Task requirements :: Search the material below for the word "monthly" and copy every line in which it occurs.
>> START
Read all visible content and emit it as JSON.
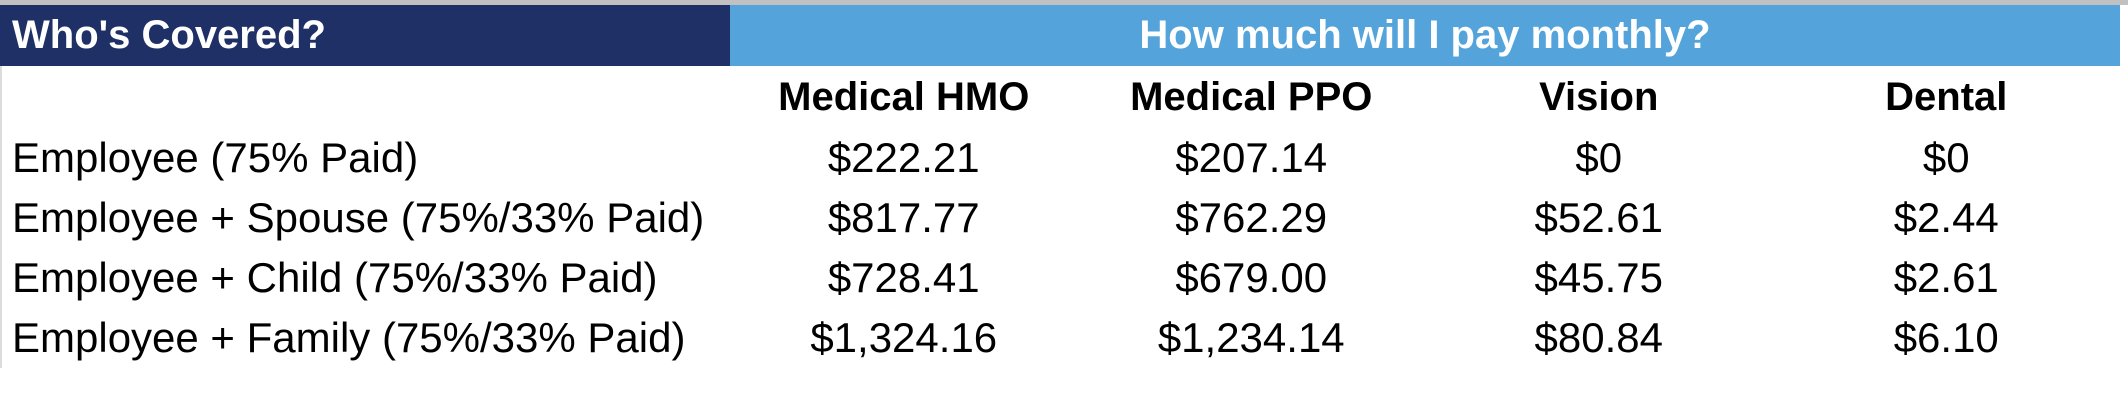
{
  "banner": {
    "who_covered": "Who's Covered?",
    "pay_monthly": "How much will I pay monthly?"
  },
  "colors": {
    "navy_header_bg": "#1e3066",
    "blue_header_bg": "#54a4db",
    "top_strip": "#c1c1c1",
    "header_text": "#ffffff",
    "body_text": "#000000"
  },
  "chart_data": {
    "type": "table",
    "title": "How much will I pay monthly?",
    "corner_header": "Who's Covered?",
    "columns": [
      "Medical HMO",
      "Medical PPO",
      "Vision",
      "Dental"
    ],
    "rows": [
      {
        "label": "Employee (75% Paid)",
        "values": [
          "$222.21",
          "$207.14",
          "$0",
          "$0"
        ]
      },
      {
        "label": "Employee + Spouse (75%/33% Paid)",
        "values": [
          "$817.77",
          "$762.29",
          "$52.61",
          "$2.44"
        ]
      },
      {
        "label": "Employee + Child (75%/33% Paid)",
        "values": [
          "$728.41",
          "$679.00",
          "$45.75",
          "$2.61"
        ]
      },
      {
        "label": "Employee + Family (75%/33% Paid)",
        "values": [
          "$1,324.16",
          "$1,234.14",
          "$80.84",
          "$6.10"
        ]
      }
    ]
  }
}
>> END
>> START
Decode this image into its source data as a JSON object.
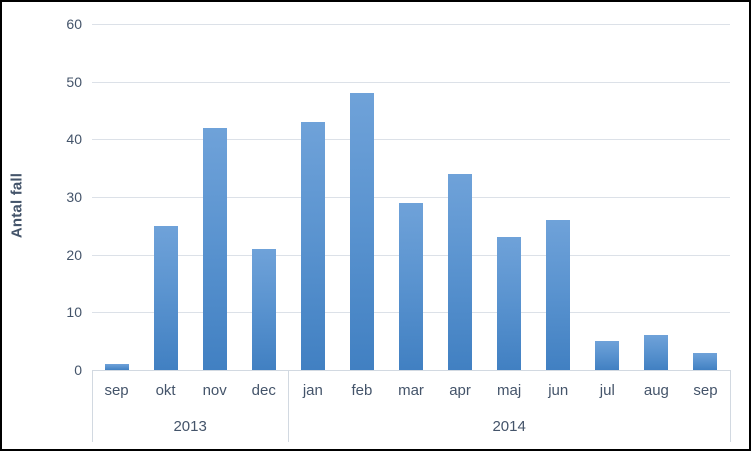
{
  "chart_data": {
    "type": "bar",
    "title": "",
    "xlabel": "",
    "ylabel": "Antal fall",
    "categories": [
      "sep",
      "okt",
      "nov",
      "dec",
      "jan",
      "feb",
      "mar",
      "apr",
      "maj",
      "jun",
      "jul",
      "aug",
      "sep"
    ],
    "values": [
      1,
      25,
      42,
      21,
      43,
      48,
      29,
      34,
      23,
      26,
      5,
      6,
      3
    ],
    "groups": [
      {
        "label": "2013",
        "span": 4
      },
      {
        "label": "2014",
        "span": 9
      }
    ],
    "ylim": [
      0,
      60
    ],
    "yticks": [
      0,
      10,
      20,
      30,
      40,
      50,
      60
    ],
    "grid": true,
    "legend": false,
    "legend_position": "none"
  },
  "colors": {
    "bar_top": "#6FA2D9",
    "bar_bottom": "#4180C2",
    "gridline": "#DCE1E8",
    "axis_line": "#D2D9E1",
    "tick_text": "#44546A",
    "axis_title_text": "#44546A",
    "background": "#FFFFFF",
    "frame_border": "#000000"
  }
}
>> END
Exercise result ::
    "pay_monthly": "How much will I pay monthly?"
    "title": "How much will I pay monthly?",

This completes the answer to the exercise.